### MATERIALS PROVIDED
○ ○ ○

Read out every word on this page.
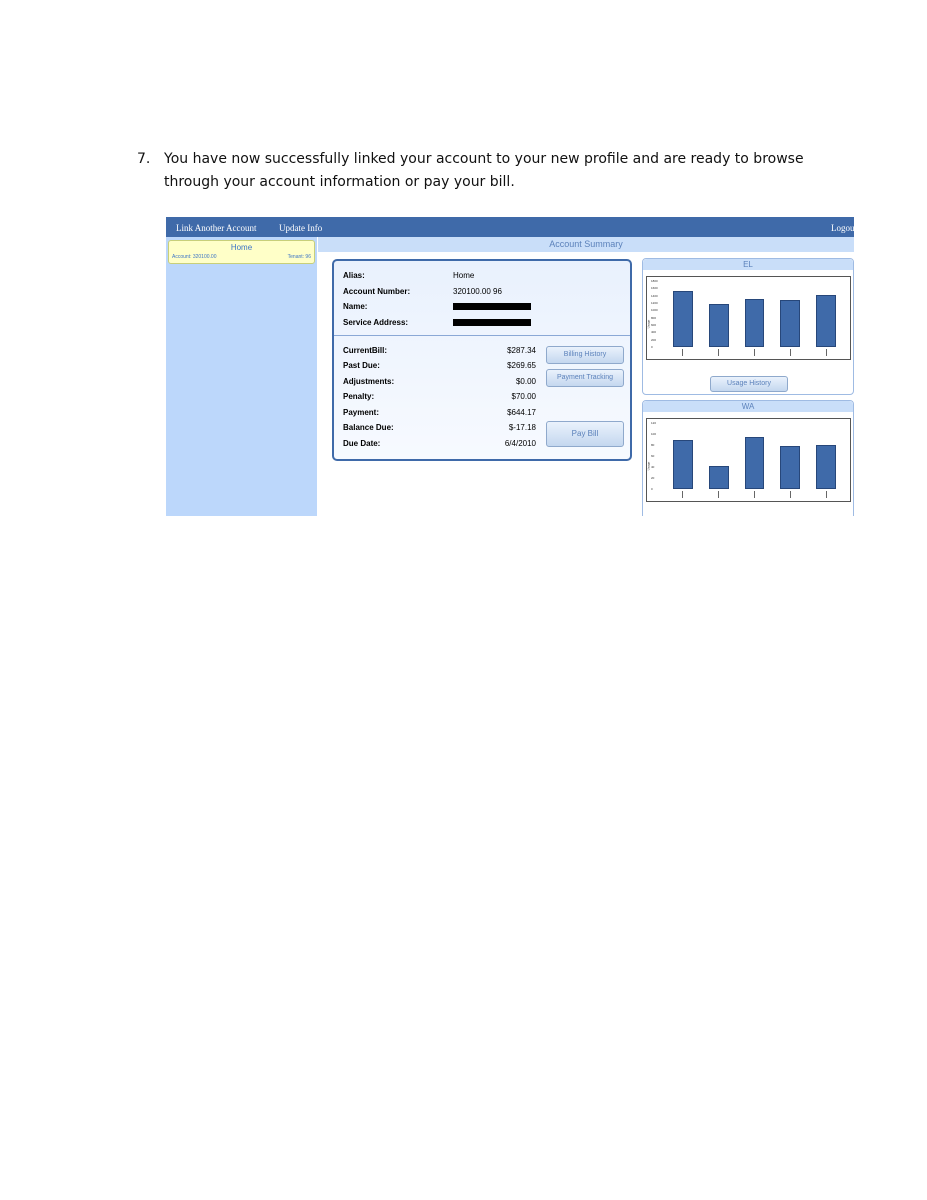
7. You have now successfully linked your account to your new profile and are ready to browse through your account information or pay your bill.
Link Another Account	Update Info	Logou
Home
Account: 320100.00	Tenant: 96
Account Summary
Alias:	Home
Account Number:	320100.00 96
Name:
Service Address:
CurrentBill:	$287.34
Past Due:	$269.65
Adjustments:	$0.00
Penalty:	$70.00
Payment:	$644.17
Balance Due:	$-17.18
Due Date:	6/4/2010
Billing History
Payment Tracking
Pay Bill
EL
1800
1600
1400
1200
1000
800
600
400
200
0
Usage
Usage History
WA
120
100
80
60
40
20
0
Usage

○ ○ ○

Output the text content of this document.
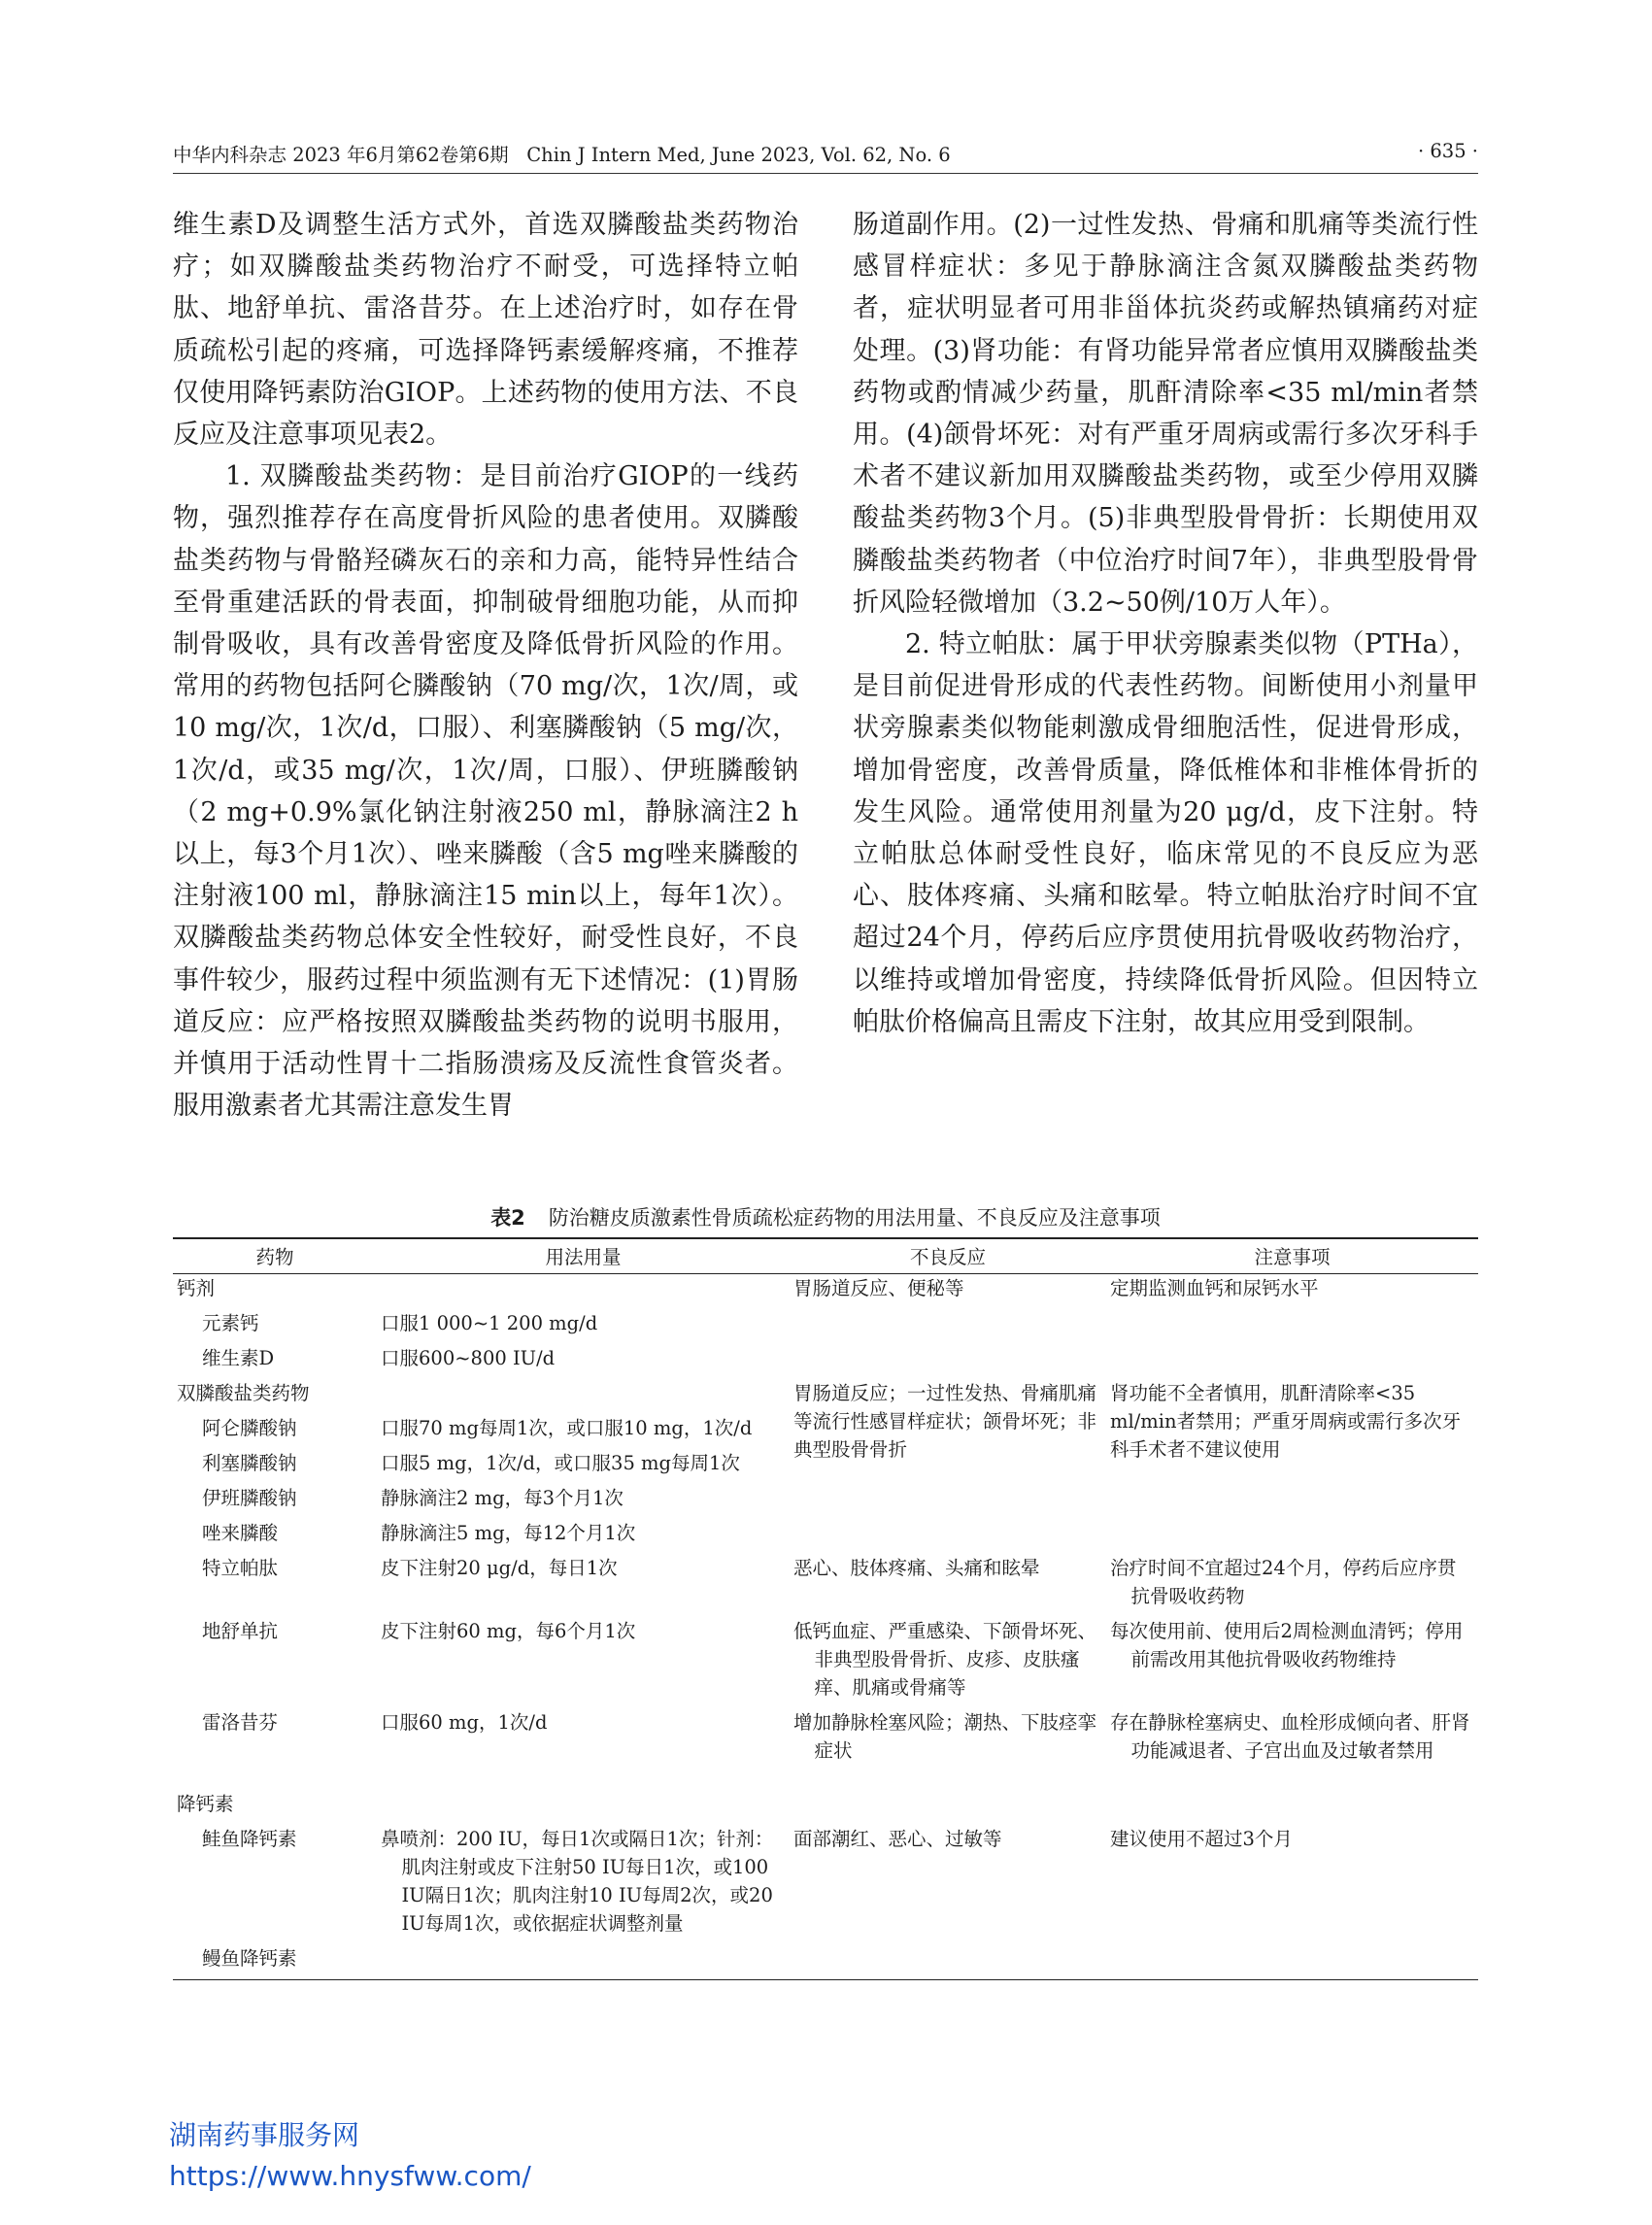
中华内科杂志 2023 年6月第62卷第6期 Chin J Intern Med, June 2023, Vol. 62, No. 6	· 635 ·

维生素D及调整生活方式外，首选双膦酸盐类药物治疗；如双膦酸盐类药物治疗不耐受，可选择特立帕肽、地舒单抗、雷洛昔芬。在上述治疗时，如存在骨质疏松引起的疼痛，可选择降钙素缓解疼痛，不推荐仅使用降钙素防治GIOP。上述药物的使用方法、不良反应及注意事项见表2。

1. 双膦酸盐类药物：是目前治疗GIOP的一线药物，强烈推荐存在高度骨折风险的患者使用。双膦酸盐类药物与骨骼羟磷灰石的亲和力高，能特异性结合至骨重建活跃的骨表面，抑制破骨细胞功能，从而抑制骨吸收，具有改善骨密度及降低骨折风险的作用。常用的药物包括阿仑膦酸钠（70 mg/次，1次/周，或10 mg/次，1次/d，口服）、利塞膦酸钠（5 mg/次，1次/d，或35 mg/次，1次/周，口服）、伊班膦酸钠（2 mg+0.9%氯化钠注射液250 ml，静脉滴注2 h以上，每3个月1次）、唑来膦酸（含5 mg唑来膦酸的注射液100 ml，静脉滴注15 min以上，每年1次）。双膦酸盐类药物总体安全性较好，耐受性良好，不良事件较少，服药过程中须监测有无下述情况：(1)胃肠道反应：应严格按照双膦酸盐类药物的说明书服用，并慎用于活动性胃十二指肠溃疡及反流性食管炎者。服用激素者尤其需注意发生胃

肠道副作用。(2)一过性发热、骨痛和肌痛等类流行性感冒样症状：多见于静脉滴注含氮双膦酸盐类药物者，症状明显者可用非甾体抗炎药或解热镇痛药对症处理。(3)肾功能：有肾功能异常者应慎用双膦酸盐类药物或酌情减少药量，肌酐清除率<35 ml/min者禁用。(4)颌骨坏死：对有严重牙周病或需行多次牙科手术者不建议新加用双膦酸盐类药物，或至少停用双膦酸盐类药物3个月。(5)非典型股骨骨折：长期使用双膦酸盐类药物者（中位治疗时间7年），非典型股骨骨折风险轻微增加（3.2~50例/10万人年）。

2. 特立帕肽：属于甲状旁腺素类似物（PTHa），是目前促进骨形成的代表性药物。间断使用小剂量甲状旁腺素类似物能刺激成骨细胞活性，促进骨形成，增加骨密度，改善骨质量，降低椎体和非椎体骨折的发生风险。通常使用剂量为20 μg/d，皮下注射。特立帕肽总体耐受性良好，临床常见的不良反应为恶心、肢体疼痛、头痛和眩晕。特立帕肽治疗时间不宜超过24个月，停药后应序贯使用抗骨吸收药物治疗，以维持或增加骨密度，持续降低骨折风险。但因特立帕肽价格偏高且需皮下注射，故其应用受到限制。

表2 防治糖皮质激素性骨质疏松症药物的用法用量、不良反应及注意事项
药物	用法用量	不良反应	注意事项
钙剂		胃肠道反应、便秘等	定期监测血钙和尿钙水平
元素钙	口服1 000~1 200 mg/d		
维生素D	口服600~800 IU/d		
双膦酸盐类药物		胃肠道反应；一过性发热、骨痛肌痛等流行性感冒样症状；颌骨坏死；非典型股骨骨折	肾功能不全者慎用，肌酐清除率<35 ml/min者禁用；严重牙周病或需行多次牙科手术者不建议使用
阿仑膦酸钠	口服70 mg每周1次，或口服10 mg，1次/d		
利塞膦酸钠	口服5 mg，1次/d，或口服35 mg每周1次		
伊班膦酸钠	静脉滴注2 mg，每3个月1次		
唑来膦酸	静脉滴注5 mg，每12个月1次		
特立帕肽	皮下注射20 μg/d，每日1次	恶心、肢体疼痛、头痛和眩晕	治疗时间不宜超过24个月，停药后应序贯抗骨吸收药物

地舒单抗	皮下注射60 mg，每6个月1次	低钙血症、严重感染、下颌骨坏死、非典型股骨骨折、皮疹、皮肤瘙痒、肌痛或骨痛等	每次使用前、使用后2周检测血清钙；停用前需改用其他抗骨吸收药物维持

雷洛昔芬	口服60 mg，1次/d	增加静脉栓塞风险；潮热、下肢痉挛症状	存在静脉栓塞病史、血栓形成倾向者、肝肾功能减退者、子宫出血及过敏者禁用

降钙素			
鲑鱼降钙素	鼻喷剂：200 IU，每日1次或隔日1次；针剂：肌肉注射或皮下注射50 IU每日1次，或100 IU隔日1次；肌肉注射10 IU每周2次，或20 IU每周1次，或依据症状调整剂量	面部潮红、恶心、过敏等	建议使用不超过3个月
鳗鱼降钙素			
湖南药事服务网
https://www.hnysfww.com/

○ ○ ○

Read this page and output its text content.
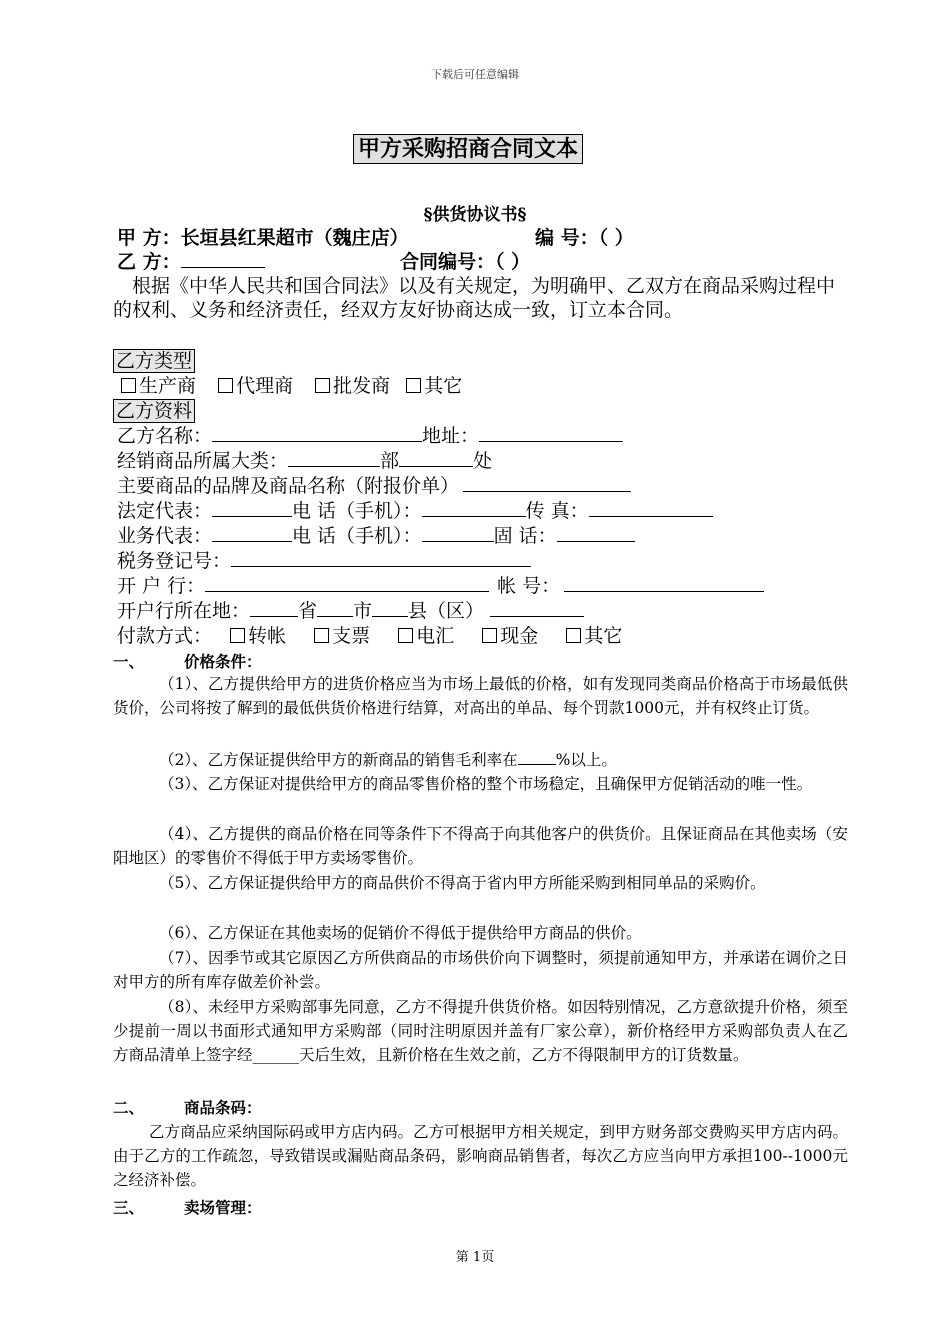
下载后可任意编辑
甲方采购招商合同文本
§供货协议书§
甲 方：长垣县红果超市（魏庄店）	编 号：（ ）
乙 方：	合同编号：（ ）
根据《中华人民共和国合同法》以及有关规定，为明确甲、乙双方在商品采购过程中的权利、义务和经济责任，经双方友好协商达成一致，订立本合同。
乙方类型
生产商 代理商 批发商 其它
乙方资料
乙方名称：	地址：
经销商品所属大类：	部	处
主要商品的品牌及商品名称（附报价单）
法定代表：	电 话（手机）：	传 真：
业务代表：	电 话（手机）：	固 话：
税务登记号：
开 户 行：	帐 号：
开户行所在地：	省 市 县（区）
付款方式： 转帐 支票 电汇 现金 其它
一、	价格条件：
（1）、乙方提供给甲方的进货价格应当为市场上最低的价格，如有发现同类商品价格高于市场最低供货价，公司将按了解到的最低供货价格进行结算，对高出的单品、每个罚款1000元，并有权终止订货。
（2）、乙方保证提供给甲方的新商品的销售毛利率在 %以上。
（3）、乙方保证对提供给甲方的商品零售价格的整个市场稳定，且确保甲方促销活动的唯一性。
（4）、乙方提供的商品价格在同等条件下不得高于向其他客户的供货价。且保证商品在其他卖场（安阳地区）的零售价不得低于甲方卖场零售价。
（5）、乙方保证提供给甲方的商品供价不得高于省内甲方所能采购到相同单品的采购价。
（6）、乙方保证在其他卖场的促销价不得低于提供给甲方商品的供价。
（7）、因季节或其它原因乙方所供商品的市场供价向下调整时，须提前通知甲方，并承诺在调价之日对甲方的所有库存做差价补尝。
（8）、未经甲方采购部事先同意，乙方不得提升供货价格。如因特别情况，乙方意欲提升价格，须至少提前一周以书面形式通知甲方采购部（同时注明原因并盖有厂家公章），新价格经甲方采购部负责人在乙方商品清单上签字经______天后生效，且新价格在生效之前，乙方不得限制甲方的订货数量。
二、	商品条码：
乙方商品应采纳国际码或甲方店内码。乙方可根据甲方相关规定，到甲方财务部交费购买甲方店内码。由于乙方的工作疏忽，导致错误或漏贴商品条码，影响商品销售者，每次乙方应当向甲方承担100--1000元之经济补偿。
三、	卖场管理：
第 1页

○ ○ ○

### WRITTEN TASK
Show all lines in the entries above where the string "肌酐清除率" appears.

### RESPONSE
肠道副作用。(2)一过性发热、骨痛和肌痛等类流行性感冒样症状：多见于静脉滴注含氮双膦酸盐类药物者，症状明显者可用非甾体抗炎药或解热镇痛药对症处理。(3)肾功能：有肾功能异常者应慎用双膦酸盐类药物或酌情减少药量，肌酐清除率<35 ml/min者禁用。(4)颌骨坏死：对有严重牙周病或需行多次牙科手术者不建议新加用双膦酸盐类药物，或至少停用双膦酸盐类药物3个月。(5)非典型股骨骨折：长期使用双膦酸盐类药物者（中位治疗时间7年），非典型股骨骨折风险轻微增加（3.2~50例/10万人年）。
双膦酸盐类药物		胃肠道反应；一过性发热、骨痛肌痛等流行性感冒样症状；颌骨坏死；非典型股骨骨折	肾功能不全者慎用，肌酐清除率<35 ml/min者禁用；严重牙周病或需行多次牙科手术者不建议使用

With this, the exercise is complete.